Les risques de l’auto-diagnostic
Les erreurs de diagnostic
Les symptômes de nombreux troubles psychologiques et neurodéveloppementaux peuvent se chevaucher. Par exemple, le trouble d’anxiété généralisé peut partager des symptômes avec le TDAH , comme la difficulté à se concentrer. La dépression peut aussi présenter des symptômes similaires à ceux des troubles anxieux, tels que l'insomnie ou la fatigue. Sans une évaluation professionnelle, il est facile de se tromper sur le diagnostic.
Les troubles psychologiques sont complexes et multifactoriels. Un diagnostic précis nécessite généralement une évaluation approfondie, incluant des antécédents médicaux, des évaluations psychométriques et parfois des observations cliniques sur une période prolongée.
L’automédication
Se diagnostiquer soi-même peut donner un faux sentiment de contrôle et de compréhension, dissuadant ainsi les personnes de consulter un·e professionnel·le. Cela peut retarder l'accès à un traitement approprié et efficace, aggravant potentiellement les symptômes et la condition générale de la personne.

[Entrées de données enregistrées]
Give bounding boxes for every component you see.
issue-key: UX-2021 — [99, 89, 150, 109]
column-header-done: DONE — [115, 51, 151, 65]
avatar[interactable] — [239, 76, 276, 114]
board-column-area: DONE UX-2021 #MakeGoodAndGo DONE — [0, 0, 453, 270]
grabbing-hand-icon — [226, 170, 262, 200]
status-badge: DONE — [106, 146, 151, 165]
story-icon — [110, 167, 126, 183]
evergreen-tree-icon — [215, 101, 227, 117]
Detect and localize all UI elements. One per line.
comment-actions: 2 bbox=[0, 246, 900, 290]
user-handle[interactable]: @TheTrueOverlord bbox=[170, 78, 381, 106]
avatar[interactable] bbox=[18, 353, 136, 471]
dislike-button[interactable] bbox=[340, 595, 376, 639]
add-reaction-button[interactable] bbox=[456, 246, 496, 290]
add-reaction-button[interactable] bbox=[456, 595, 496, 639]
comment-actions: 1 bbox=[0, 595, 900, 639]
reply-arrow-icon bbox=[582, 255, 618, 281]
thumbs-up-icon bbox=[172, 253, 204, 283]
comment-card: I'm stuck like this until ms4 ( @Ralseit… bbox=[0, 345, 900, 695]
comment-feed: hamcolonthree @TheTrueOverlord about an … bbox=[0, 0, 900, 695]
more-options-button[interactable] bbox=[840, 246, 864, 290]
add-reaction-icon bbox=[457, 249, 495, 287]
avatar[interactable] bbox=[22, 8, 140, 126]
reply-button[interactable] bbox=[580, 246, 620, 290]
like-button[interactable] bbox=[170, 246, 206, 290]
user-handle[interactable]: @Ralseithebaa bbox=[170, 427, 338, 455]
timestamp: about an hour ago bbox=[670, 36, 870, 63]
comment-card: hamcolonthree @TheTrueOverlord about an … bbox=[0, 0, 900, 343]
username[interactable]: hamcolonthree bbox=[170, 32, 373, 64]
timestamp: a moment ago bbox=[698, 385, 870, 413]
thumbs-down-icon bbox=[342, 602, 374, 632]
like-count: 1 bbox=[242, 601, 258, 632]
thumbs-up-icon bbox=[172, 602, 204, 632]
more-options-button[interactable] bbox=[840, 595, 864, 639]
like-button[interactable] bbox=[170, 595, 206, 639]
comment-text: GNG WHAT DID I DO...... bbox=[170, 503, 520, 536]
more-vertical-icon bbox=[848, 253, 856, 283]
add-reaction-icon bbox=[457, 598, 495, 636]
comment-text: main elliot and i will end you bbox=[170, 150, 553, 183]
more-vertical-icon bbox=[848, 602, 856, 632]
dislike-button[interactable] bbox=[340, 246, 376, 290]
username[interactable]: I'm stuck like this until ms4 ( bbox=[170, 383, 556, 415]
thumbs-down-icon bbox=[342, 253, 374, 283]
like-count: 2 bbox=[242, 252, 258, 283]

Énoncé 1: Reproduisez à l'identique le passage de l'extrait sur les risques de l'auto-diagnostic qui s'ouvre sur les mots « Les troubles psychologiques » et se referme sur « une période prolongée. ».
Énoncé 2: Veuillez traduire en anglais cette phrase de l'extrait sur les risques de l'auto-diagnostic : « Sans une évaluation professionnelle, il est facile de se tromper sur le diagnostic. »
Ces données proviennent d'une autre source.

Réponse 1:
Les troubles psychologiques sont complexes et multifactoriels. Un diagnostic précis nécessite généralement une évaluation approfondie, incluant des antécédents médicaux, des évaluations psychométriques et parfois des observations cliniques sur une période prolongée.

Réponse 2: Without a professional assessment, it is easy to get the diagnosis wrong.